- _THE REQUEST_
Give a verbatim copy of the lines below, minus the pictures.

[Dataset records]
######
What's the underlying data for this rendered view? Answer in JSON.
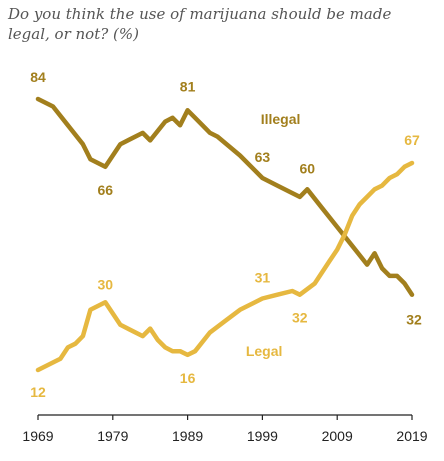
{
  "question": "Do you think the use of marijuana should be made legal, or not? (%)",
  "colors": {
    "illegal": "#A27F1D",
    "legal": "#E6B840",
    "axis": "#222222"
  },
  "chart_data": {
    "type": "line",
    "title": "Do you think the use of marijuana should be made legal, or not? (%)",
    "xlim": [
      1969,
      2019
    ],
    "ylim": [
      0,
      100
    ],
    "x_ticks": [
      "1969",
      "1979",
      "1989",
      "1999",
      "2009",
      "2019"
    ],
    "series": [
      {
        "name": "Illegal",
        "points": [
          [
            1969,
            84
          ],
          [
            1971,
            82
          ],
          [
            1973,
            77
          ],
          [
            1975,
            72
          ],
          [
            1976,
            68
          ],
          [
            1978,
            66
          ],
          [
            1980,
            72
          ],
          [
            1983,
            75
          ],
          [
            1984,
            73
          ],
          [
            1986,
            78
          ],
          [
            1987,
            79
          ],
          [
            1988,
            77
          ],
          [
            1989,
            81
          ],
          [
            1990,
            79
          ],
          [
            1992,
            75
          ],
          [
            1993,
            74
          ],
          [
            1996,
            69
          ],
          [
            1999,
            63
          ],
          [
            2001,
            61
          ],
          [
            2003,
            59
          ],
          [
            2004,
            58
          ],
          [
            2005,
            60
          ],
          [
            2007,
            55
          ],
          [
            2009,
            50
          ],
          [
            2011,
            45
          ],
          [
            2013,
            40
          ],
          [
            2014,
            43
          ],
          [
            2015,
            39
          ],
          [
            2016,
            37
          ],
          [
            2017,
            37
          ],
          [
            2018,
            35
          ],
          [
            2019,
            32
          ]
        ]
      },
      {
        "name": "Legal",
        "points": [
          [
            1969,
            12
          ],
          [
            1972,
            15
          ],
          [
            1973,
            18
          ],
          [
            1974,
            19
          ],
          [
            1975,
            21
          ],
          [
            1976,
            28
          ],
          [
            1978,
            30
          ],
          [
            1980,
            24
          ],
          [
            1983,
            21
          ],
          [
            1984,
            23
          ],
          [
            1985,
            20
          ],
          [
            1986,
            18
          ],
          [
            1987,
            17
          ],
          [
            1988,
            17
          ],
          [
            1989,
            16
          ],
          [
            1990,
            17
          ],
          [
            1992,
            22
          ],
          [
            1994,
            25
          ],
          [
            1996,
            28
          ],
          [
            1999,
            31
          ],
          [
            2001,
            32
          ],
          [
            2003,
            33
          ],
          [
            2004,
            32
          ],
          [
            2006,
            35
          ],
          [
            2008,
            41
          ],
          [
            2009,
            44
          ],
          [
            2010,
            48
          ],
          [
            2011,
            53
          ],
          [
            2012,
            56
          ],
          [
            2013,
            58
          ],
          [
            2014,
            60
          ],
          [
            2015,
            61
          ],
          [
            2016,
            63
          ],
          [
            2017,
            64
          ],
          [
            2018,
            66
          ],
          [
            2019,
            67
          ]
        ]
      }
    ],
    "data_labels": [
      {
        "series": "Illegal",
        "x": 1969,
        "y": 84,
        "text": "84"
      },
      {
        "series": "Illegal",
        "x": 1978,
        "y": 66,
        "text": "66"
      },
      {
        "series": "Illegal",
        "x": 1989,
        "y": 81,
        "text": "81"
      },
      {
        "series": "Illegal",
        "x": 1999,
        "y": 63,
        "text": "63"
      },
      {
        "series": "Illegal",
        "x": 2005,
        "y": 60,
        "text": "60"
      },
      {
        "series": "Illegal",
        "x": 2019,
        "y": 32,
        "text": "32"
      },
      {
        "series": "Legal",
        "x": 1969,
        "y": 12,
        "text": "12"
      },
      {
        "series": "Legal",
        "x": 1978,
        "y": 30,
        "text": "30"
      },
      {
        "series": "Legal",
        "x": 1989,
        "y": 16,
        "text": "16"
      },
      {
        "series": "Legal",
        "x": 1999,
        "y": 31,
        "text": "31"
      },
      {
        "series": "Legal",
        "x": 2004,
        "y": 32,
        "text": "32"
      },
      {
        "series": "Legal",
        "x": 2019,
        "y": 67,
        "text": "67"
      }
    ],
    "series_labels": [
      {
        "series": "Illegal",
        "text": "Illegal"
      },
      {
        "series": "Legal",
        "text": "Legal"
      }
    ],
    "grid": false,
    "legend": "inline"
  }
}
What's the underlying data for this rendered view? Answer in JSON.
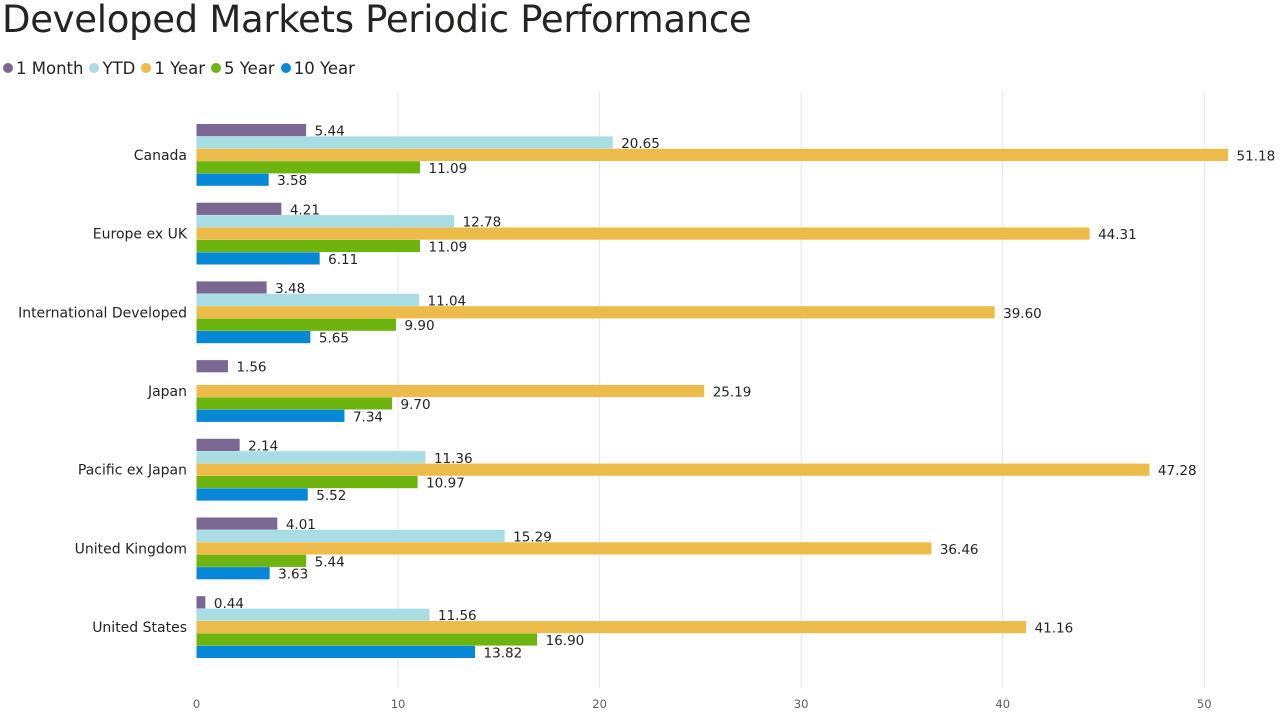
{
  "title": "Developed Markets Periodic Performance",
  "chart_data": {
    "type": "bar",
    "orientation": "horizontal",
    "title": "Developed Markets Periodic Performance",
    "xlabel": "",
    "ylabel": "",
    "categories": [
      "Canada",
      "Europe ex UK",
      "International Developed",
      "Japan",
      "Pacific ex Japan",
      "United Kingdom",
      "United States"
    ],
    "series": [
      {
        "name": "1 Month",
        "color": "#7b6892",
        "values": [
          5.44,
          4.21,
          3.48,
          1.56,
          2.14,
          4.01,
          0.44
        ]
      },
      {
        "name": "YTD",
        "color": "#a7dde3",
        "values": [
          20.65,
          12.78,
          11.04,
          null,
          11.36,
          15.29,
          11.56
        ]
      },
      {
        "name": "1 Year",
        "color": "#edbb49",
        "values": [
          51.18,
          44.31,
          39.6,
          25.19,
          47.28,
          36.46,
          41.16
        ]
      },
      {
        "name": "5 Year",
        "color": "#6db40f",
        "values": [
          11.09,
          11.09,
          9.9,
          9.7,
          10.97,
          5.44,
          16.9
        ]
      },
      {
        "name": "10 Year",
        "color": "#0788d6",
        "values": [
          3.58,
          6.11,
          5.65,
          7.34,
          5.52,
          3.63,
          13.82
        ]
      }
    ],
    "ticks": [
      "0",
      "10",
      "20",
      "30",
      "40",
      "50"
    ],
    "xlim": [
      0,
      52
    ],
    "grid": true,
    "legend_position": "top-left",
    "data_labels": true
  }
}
######
- _FINISHED ANSWER_
What's the underlying data for this rendered view? Answer in JSON.
{
  "question": "Do you think the use of marijuana should be made legal, or not? (%)",
  "colors": {
    "illegal": "#A27F1D",
    "legal": "#E6B840",
    "axis": "#222222"
  },
  "chart_data": {
    "type": "line",
    "title": "Do you think the use of marijuana should be made legal, or not? (%)",
    "xlim": [
      1969,
      2019
    ],
    "ylim": [
      0,
      100
    ],
    "x_ticks": [
      "1969",
      "1979",
      "1989",
      "1999",
      "2009",
      "2019"
    ],
    "series": [
      {
        "name": "Illegal",
        "points": [
          [
            1969,
            84
          ],
          [
            1971,
            82
          ],
          [
            1973,
            77
          ],
          [
            1975,
            72
          ],
          [
            1976,
            68
          ],
          [
            1978,
            66
          ],
          [
            1980,
            72
          ],
          [
            1983,
            75
          ],
          [
            1984,
            73
          ],
          [
            1986,
            78
          ],
          [
            1987,
            79
          ],
          [
            1988,
            77
          ],
          [
            1989,
            81
          ],
          [
            1990,
            79
          ],
          [
            1992,
            75
          ],
          [
            1993,
            74
          ],
          [
            1996,
            69
          ],
          [
            1999,
            63
          ],
          [
            2001,
            61
          ],
          [
            2003,
            59
          ],
          [
            2004,
            58
          ],
          [
            2005,
            60
          ],
          [
            2007,
            55
          ],
          [
            2009,
            50
          ],
          [
            2011,
            45
          ],
          [
            2013,
            40
          ],
          [
            2014,
            43
          ],
          [
            2015,
            39
          ],
          [
            2016,
            37
          ],
          [
            2017,
            37
          ],
          [
            2018,
            35
          ],
          [
            2019,
            32
          ]
        ]
      },
      {
        "name": "Legal",
        "points": [
          [
            1969,
            12
          ],
          [
            1972,
            15
          ],
          [
            1973,
            18
          ],
          [
            1974,
            19
          ],
          [
            1975,
            21
          ],
          [
            1976,
            28
          ],
          [
            1978,
            30
          ],
          [
            1980,
            24
          ],
          [
            1983,
            21
          ],
          [
            1984,
            23
          ],
          [
            1985,
            20
          ],
          [
            1986,
            18
          ],
          [
            1987,
            17
          ],
          [
            1988,
            17
          ],
          [
            1989,
            16
          ],
          [
            1990,
            17
          ],
          [
            1992,
            22
          ],
          [
            1994,
            25
          ],
          [
            1996,
            28
          ],
          [
            1999,
            31
          ],
          [
            2001,
            32
          ],
          [
            2003,
            33
          ],
          [
            2004,
            32
          ],
          [
            2006,
            35
          ],
          [
            2008,
            41
          ],
          [
            2009,
            44
          ],
          [
            2010,
            48
          ],
          [
            2011,
            53
          ],
          [
            2012,
            56
          ],
          [
            2013,
            58
          ],
          [
            2014,
            60
          ],
          [
            2015,
            61
          ],
          [
            2016,
            63
          ],
          [
            2017,
            64
          ],
          [
            2018,
            66
          ],
          [
            2019,
            67
          ]
        ]
      }
    ],
    "data_labels": [
      {
        "series": "Illegal",
        "x": 1969,
        "y": 84,
        "text": "84"
      },
      {
        "series": "Illegal",
        "x": 1978,
        "y": 66,
        "text": "66"
      },
      {
        "series": "Illegal",
        "x": 1989,
        "y": 81,
        "text": "81"
      },
      {
        "series": "Illegal",
        "x": 1999,
        "y": 63,
        "text": "63"
      },
      {
        "series": "Illegal",
        "x": 2005,
        "y": 60,
        "text": "60"
      },
      {
        "series": "Illegal",
        "x": 2019,
        "y": 32,
        "text": "32"
      },
      {
        "series": "Legal",
        "x": 1969,
        "y": 12,
        "text": "12"
      },
      {
        "series": "Legal",
        "x": 1978,
        "y": 30,
        "text": "30"
      },
      {
        "series": "Legal",
        "x": 1989,
        "y": 16,
        "text": "16"
      },
      {
        "series": "Legal",
        "x": 1999,
        "y": 31,
        "text": "31"
      },
      {
        "series": "Legal",
        "x": 2004,
        "y": 32,
        "text": "32"
      },
      {
        "series": "Legal",
        "x": 2019,
        "y": 67,
        "text": "67"
      }
    ],
    "series_labels": [
      {
        "series": "Illegal",
        "text": "Illegal"
      },
      {
        "series": "Legal",
        "text": "Legal"
      }
    ],
    "grid": false,
    "legend": "inline"
  }
}
What's the underlying data for this rendered view? Answer in JSON.
{
  "title": "Developed Markets Periodic Performance",
  "chart_data": {
    "type": "bar",
    "orientation": "horizontal",
    "title": "Developed Markets Periodic Performance",
    "xlabel": "",
    "ylabel": "",
    "categories": [
      "Canada",
      "Europe ex UK",
      "International Developed",
      "Japan",
      "Pacific ex Japan",
      "United Kingdom",
      "United States"
    ],
    "series": [
      {
        "name": "1 Month",
        "color": "#7b6892",
        "values": [
          5.44,
          4.21,
          3.48,
          1.56,
          2.14,
          4.01,
          0.44
        ]
      },
      {
        "name": "YTD",
        "color": "#a7dde3",
        "values": [
          20.65,
          12.78,
          11.04,
          null,
          11.36,
          15.29,
          11.56
        ]
      },
      {
        "name": "1 Year",
        "color": "#edbb49",
        "values": [
          51.18,
          44.31,
          39.6,
          25.19,
          47.28,
          36.46,
          41.16
        ]
      },
      {
        "name": "5 Year",
        "color": "#6db40f",
        "values": [
          11.09,
          11.09,
          9.9,
          9.7,
          10.97,
          5.44,
          16.9
        ]
      },
      {
        "name": "10 Year",
        "color": "#0788d6",
        "values": [
          3.58,
          6.11,
          5.65,
          7.34,
          5.52,
          3.63,
          13.82
        ]
      }
    ],
    "ticks": [
      "0",
      "10",
      "20",
      "30",
      "40",
      "50"
    ],
    "xlim": [
      0,
      52
    ],
    "grid": true,
    "legend_position": "top-left",
    "data_labels": true
  }
}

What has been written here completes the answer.